** BEGIN Data lines **

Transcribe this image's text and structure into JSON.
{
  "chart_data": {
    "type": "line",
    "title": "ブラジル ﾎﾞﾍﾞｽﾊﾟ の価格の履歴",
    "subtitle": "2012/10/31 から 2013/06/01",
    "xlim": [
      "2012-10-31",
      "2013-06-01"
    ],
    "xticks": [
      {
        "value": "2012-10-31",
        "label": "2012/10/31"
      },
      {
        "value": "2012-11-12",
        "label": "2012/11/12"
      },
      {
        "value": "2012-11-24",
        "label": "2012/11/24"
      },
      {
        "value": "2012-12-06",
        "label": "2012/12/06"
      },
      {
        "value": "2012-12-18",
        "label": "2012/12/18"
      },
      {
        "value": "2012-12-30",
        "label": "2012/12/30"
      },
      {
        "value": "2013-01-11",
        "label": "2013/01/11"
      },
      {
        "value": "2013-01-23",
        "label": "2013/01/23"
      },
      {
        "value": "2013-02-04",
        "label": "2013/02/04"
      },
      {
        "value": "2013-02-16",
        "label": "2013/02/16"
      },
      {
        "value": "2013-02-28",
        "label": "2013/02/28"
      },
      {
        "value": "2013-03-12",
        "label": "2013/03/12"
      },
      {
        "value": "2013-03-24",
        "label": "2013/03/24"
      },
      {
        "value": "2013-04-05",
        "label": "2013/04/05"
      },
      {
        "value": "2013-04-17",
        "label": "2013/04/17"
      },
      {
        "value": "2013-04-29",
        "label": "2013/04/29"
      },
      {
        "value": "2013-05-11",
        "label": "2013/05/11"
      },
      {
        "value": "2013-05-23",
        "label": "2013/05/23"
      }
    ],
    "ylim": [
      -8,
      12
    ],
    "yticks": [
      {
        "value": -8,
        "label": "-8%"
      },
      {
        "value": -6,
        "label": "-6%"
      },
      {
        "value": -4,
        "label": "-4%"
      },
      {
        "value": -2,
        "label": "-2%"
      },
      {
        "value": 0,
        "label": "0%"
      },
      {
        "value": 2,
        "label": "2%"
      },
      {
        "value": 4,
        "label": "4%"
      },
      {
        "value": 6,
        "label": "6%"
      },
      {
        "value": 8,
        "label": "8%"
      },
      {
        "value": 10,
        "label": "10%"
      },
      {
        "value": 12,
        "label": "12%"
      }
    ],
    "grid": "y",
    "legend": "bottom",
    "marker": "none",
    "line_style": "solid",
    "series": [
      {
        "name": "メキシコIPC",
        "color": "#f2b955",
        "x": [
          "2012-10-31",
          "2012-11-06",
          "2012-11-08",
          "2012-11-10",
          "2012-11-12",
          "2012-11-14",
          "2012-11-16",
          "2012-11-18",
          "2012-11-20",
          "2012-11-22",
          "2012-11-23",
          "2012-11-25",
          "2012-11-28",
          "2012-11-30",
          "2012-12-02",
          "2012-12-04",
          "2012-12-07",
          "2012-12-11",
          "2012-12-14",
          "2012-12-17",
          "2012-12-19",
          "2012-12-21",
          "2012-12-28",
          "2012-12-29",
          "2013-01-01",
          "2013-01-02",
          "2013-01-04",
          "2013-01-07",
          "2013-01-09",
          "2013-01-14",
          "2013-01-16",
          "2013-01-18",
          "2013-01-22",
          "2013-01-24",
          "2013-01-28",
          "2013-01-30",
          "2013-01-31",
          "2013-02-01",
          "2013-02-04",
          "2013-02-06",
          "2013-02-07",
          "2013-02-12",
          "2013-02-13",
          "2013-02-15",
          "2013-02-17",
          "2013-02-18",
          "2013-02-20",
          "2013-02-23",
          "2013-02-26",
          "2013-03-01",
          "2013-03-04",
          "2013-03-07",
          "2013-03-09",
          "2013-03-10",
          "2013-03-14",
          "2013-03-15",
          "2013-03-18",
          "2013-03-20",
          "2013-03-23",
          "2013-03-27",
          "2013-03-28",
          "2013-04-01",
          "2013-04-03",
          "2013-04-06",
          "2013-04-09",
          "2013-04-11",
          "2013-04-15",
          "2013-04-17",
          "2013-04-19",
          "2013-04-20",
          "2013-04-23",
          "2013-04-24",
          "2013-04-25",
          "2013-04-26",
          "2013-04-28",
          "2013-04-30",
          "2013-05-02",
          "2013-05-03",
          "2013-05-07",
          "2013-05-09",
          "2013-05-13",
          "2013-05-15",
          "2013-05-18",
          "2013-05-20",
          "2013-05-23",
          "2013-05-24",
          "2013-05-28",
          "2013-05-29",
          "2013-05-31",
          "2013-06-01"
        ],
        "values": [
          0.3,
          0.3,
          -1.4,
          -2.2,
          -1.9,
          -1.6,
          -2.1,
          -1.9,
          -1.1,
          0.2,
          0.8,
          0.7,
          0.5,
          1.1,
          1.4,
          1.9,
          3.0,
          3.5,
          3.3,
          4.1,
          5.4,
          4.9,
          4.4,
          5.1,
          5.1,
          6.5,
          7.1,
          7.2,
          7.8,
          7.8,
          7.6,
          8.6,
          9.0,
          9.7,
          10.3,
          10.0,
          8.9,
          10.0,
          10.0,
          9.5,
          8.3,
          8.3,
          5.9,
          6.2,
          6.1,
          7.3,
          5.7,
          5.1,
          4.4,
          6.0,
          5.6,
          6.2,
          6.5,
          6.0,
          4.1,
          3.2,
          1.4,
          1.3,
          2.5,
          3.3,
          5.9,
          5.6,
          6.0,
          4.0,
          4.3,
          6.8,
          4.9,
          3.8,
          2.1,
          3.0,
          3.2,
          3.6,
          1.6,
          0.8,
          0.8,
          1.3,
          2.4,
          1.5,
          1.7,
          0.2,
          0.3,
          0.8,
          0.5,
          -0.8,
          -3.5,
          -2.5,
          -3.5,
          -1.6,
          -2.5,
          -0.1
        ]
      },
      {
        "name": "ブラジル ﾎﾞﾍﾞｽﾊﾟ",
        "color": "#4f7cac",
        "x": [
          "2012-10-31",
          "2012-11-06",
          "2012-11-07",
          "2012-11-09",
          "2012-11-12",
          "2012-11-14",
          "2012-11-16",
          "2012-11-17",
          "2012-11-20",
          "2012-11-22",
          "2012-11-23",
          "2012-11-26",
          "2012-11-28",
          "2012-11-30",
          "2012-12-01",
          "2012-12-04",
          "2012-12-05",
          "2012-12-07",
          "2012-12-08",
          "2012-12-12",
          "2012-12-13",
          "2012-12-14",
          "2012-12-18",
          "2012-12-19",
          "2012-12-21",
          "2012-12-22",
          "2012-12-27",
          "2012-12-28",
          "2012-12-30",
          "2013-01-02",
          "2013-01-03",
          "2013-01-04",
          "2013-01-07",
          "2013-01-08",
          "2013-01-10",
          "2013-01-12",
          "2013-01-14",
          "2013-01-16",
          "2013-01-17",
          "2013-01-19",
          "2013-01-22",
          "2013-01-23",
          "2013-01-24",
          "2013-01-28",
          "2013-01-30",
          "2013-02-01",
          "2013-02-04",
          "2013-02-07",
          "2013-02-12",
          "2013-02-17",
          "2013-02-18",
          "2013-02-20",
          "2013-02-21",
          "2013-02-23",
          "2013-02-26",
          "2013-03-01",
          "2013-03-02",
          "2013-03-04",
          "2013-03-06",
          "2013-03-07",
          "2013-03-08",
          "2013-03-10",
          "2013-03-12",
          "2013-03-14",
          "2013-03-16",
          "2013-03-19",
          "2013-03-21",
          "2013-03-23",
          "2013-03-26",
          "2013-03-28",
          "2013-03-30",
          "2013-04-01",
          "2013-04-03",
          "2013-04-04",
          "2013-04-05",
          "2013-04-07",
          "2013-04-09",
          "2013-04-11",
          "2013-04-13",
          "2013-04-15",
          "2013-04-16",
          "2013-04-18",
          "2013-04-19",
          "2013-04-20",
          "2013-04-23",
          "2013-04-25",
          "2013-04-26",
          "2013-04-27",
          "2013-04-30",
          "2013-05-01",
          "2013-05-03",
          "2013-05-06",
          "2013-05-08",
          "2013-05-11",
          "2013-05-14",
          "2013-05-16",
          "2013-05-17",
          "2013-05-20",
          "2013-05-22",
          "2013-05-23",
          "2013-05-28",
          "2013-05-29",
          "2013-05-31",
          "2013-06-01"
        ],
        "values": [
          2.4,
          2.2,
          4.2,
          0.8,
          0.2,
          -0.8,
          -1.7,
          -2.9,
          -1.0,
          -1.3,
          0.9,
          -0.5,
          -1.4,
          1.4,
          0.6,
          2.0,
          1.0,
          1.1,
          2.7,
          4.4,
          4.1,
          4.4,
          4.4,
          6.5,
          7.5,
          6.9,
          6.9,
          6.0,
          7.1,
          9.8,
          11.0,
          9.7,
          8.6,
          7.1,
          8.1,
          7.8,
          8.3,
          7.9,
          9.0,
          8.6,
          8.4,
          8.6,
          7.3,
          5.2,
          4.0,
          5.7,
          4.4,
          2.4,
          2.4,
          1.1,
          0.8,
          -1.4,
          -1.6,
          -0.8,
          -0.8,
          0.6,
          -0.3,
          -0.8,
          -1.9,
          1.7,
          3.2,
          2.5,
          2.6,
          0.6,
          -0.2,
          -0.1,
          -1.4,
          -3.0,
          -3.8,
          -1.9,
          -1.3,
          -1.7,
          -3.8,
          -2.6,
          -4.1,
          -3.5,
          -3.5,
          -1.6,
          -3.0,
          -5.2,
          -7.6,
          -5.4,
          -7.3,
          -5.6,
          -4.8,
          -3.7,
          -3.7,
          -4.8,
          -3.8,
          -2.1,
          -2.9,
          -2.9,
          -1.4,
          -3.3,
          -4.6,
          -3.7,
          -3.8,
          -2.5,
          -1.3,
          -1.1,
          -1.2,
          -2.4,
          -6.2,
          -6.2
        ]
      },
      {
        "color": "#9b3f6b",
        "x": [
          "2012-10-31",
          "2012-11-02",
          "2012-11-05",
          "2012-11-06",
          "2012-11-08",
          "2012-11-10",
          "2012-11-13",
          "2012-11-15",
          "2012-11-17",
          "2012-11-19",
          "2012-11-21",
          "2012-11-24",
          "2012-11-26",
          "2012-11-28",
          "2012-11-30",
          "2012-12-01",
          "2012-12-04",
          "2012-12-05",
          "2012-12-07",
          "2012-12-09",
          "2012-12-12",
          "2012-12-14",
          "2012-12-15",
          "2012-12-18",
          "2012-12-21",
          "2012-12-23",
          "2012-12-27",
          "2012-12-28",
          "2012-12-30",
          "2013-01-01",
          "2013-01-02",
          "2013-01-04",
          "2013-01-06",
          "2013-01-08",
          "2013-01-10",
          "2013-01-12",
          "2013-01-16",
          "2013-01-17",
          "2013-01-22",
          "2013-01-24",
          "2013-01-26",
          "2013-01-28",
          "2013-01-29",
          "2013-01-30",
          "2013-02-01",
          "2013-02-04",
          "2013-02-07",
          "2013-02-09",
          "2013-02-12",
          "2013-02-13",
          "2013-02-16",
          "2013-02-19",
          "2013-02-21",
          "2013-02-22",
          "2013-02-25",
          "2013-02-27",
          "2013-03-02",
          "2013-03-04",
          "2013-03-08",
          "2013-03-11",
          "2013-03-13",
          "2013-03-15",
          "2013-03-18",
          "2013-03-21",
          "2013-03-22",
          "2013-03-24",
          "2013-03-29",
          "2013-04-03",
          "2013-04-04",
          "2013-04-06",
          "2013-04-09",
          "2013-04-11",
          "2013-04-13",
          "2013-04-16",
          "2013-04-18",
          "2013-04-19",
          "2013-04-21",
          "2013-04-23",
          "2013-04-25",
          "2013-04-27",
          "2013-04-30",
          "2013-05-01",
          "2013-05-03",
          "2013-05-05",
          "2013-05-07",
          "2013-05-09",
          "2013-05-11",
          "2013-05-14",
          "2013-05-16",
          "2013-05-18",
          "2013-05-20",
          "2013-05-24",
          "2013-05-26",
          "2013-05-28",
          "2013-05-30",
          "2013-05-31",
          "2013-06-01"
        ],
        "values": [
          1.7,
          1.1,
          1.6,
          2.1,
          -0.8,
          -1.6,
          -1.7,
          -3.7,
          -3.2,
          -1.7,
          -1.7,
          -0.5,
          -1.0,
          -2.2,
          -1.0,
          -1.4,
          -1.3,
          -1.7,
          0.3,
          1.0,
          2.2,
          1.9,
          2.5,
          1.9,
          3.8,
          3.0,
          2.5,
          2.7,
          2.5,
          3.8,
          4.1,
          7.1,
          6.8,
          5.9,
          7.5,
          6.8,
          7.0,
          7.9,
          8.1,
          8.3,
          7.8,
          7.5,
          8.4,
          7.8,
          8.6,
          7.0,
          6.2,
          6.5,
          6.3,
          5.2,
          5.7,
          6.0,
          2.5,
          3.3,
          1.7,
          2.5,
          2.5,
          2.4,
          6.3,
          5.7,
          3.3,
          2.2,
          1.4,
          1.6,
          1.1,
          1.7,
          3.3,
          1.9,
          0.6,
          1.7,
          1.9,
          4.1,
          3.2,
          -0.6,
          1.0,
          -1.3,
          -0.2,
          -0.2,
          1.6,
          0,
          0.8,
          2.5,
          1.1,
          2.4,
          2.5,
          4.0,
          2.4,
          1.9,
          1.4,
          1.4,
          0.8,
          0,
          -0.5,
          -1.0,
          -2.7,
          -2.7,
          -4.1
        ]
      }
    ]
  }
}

** END Data lines **

The problem: Look through the entries above and report each line where the string "ﾎﾞﾍﾞｽﾊﾟ" occurs.

Answer below:
    "title": "ブラジル ﾎﾞﾍﾞｽﾊﾟ の価格の履歴",
        "name": "ブラジル ﾎﾞﾍﾞｽﾊﾟ",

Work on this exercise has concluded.